Saved entries
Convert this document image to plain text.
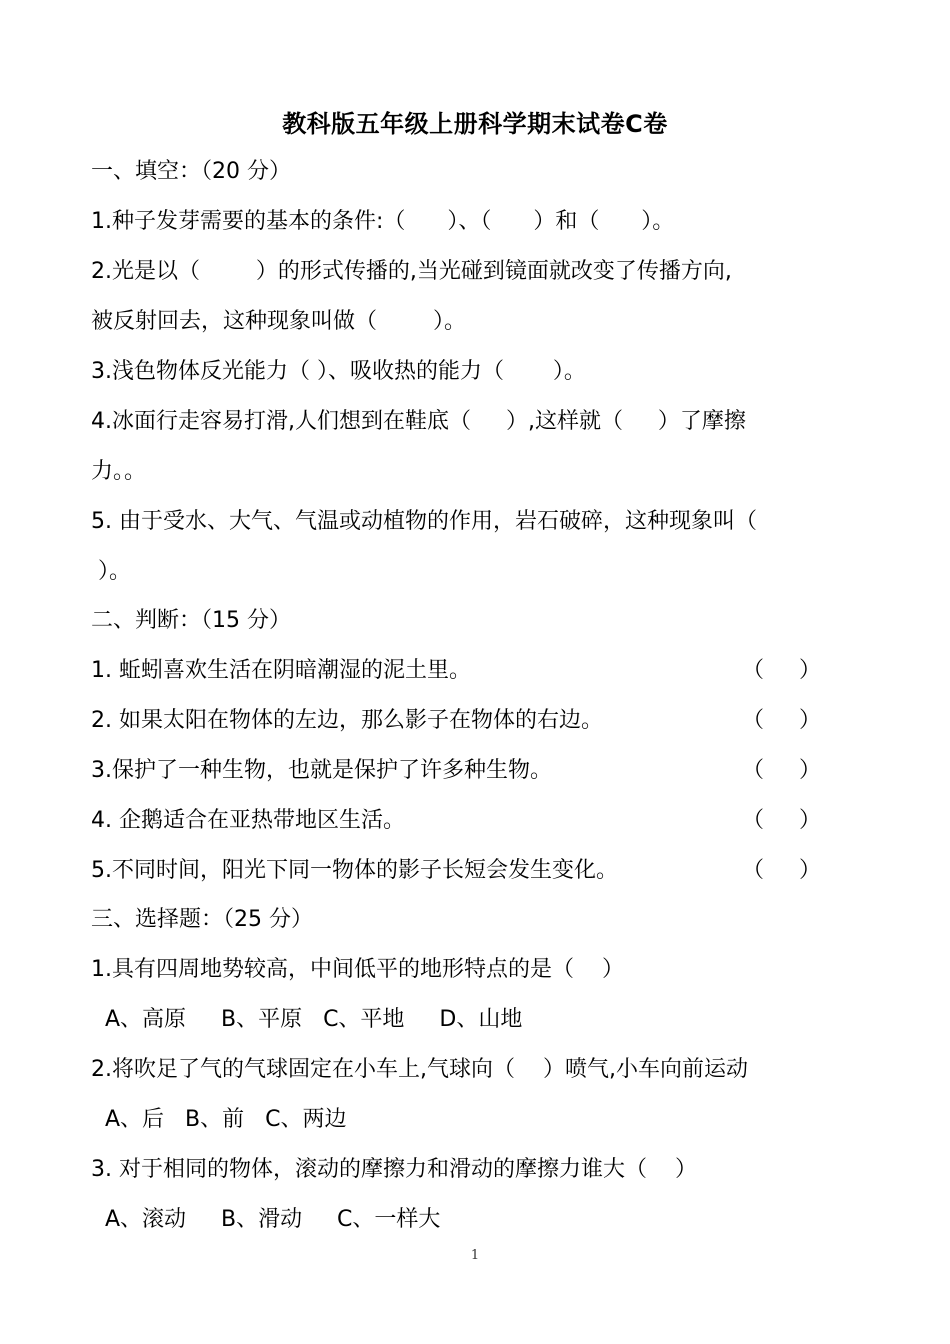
教科版五年级上册科学期末试卷C卷
一、填空：（20 分）
1.种子发芽需要的基本的条件:（      ）、（      ）和（      ）。
2.光是以（        ）的形式传播的,当光碰到镜面就改变了传播方向,
被反射回去，这种现象叫做（        ）。
3.浅色物体反光能力（ ）、吸收热的能力（       ）。
4.冰面行走容易打滑,人们想到在鞋底（     ）,这样就（     ）了摩擦
力。。
5. 由于受水、大气、气温或动植物的作用，岩石破碎，这种现象叫（
）。
二、判断：（15 分）
1. 蚯蚓喜欢生活在阴暗潮湿的泥土里。	（     ）
2. 如果太阳在物体的左边，那么影子在物体的右边。	（     ）
3.保护了一种生物，也就是保护了许多种生物。	（     ）
4. 企鹅适合在亚热带地区生活。	（     ）
5.不同时间，阳光下同一物体的影子长短会发生变化。	（     ）
三、选择题：（25 分）
1.具有四周地势较高，中间低平的地形特点的是（    ）
A、高原     B、平原   C、平地     D、山地
2.将吹足了气的气球固定在小车上,气球向（    ）喷气,小车向前运动
A、后   B、前   C、两边
3. 对于相同的物体，滚动的摩擦力和滑动的摩擦力谁大（    ）
A、滚动     B、滑动     C、一样大
1
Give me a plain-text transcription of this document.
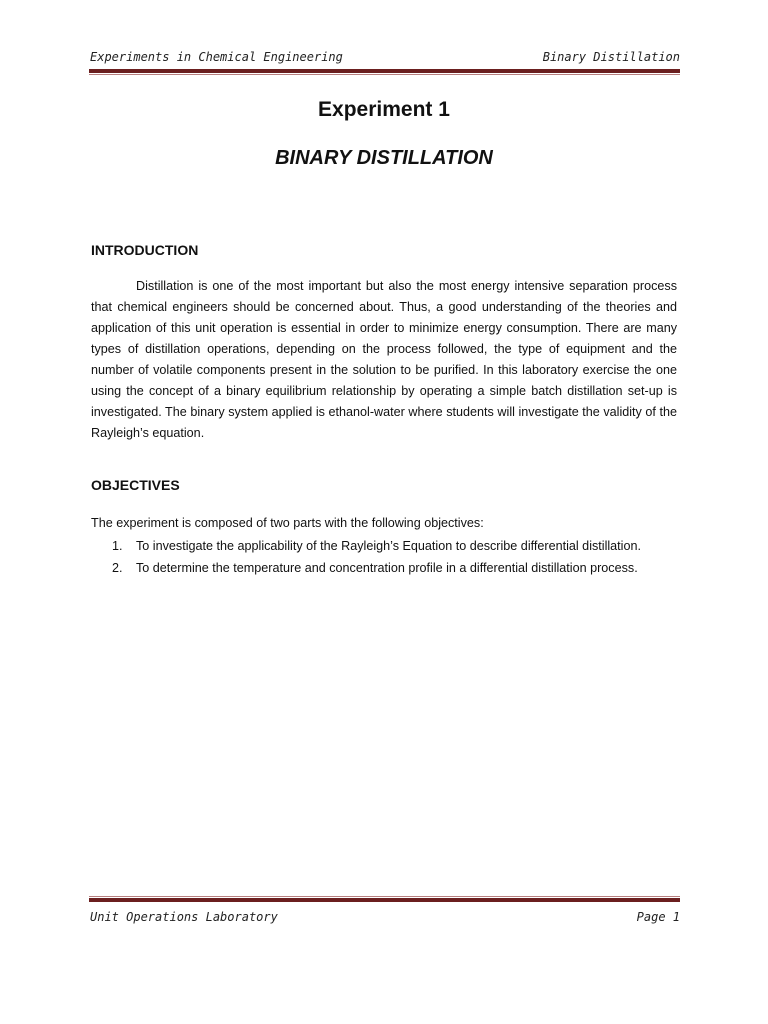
Experiments in Chemical Engineering	Binary Distillation
Experiment 1
BINARY DISTILLATION
INTRODUCTION

Distillation is one of the most important but also the most energy intensive separation process that chemical engineers should be concerned about. Thus, a good understanding of the theories and application of this unit operation is essential in order to minimize energy consumption. There are many types of distillation operations, depending on the process followed, the type of equipment and the number of volatile components present in the solution to be purified. In this laboratory exercise the one using the concept of a binary equilibrium relationship by operating a simple batch distillation set-up is investigated. The binary system applied is ethanol-water where students will investigate the validity of the Rayleigh’s equation.

OBJECTIVES
The experiment is composed of two parts with the following objectives:
1. To investigate the applicability of the Rayleigh’s Equation to describe differential distillation.
2. To determine the temperature and concentration profile in a differential distillation process.
Unit Operations Laboratory	Page 1
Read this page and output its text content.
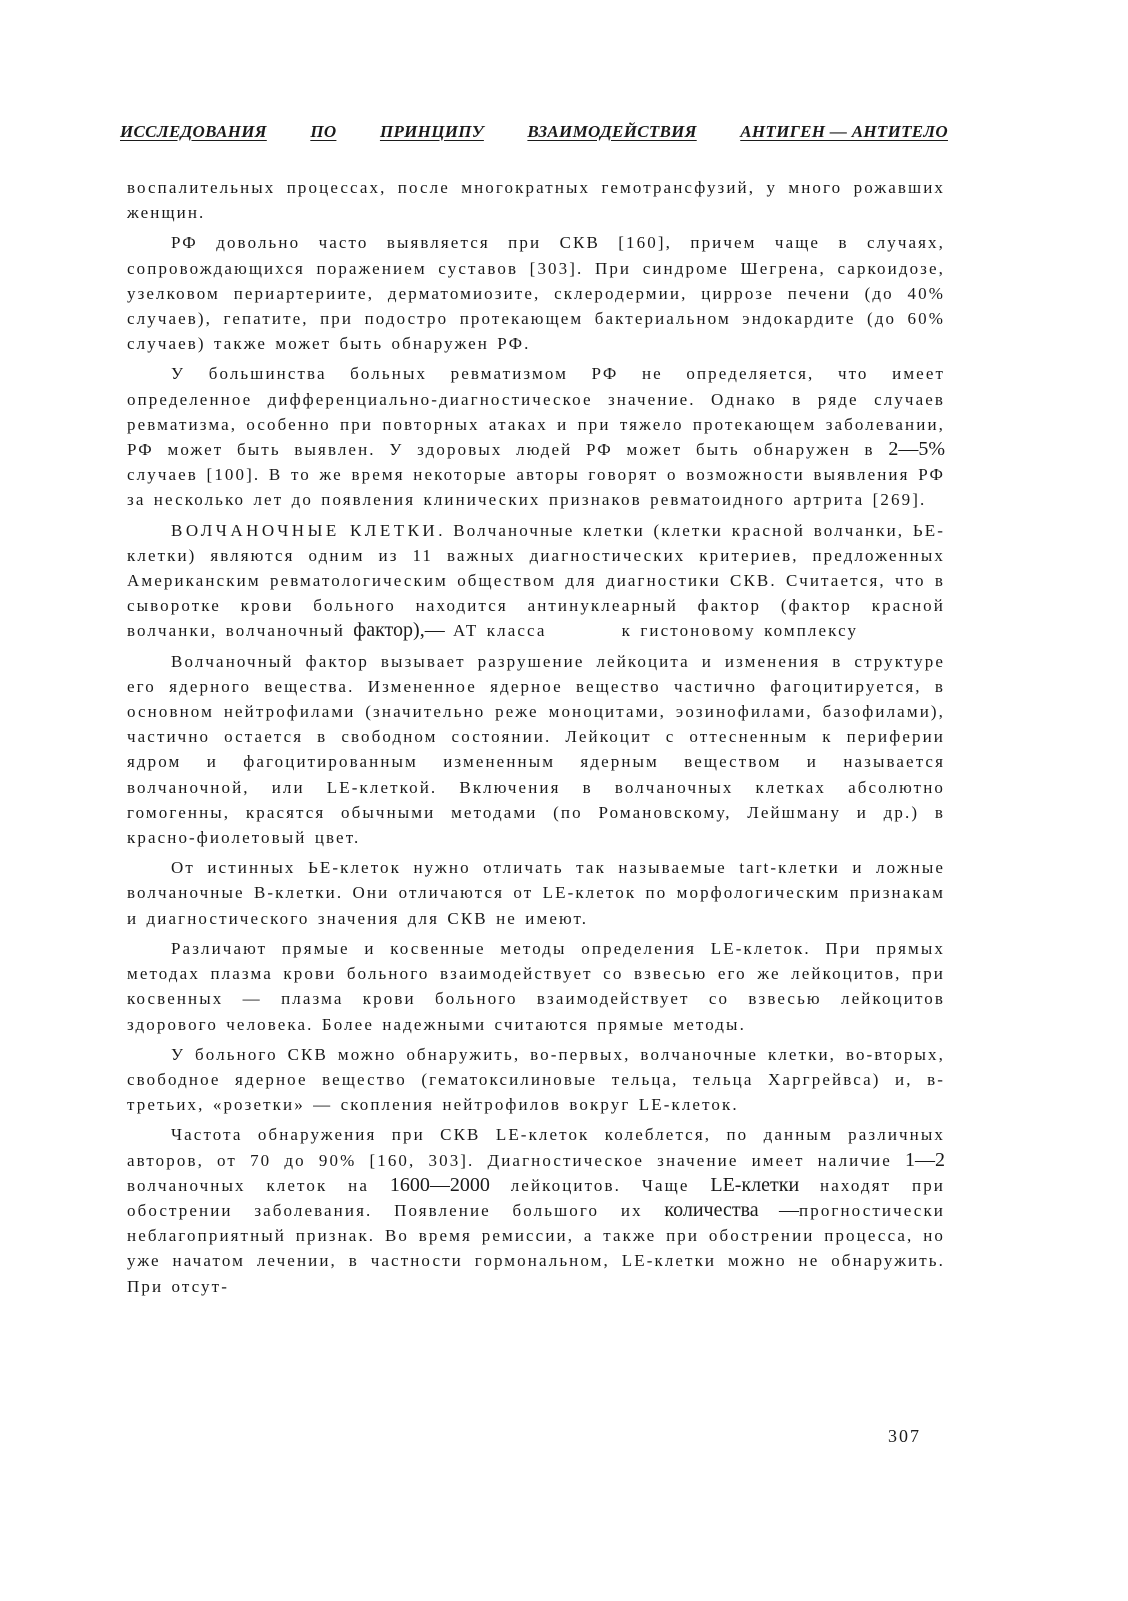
ИССЛЕДОВАНИЯ	ПО	ПРИНЦИПУ	ВЗАИМОДЕЙСТВИЯ	АНТИГЕН — АНТИТЕЛО

воспалительных процессах, после многократных гемотрансфузий, у много рожавших женщин.

РФ довольно часто выявляется при СКВ [160], причем чаще в случаях, сопровождающихся поражением суставов [303]. При синдроме Шегрена, саркоидозе, узелковом периартериите, дерматомиозите, склеродермии, циррозе печени (до 40% случаев), гепатите, при подостро протекающем бактериальном эндокардите (до 60% случаев) также может быть обнаружен РФ.

У большинства больных ревматизмом РФ не определяется, что имеет определенное дифференциально-диагностическое значение. Однако в ряде случаев ревматизма, особенно при повторных атаках и при тяжело протекающем заболевании, РФ может быть выявлен. У здоровых людей РФ может быть обнаружен в 2—5% случаев [100]. В то же время некоторые авторы говорят о возможности выявления РФ за несколько лет до появления клинических признаков ревматоидного артрита [269].

ВОЛЧАНОЧНЫЕ КЛЕТКИ. Волчаночные клетки (клетки красной волчанки, ЬЕ-клетки) являются одним из 11 важных диагностических критериев, предложенных Американским ревматологическим обществом для диагностики СКВ. Считается, что в сыворотке крови больного находится антинуклеарный фактор (фактор красной волчанки, волчаночный фактор),— АТ класса         к гистоновому комплексу

Волчаночный фактор вызывает разрушение лейкоцита и изменения в структуре его ядерного вещества. Измененное ядерное вещество частично фагоцитируется, в основном нейтрофилами (значительно реже моноцитами, эозинофилами, базофилами), частично остается в свободном состоянии. Лейкоцит с оттесненным к периферии ядром и фагоцитированным измененным ядерным веществом и называется волчаночной, или LE-клеткой. Включения в волчаночных клетках абсолютно гомогенны, красятся обычными методами (по Романовскому, Лейшману и др.) в красно-фиолетовый цвет.

От истинных ЬЕ-клеток нужно отличать так называемые tart-клетки и ложные волчаночные В-клетки. Они отличаются от LE-клеток по морфологическим признакам и диагностического значения для СКВ не имеют.

Различают прямые и косвенные методы определения LE-клеток. При прямых методах плазма крови больного взаимодействует со взвесью его же лейкоцитов, при косвенных — плазма крови больного взаимодействует со взвесью лейкоцитов здорового человека. Более надежными считаются прямые методы.

У больного СКВ можно обнаружить, во-первых, волчаночные клетки, во-вторых, свободное ядерное вещество (гематоксилиновые тельца, тельца Харгрейвса) и, в-третьих, «розетки» — скопления нейтрофилов вокруг LE-клеток.

Частота обнаружения при СКВ LE-клеток колеблется, по данным различных авторов, от 70 до 90% [160, 303]. Диагностическое значение имеет наличие 1—2 волчаночных клеток на 1600—2000 лейкоцитов. Чаще LE-клетки находят при обострении заболевания. Появление большого их количества —прогностически неблагоприятный признак. Во время ремиссии, а также при обострении процесса, но уже начатом лечении, в частности гормональном, LE-клетки можно не обнаружить. При отсут-

307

What is being asked:
Among the entries above, how many lines include the word "крови"? Reply with the number only.

Finished answer:
2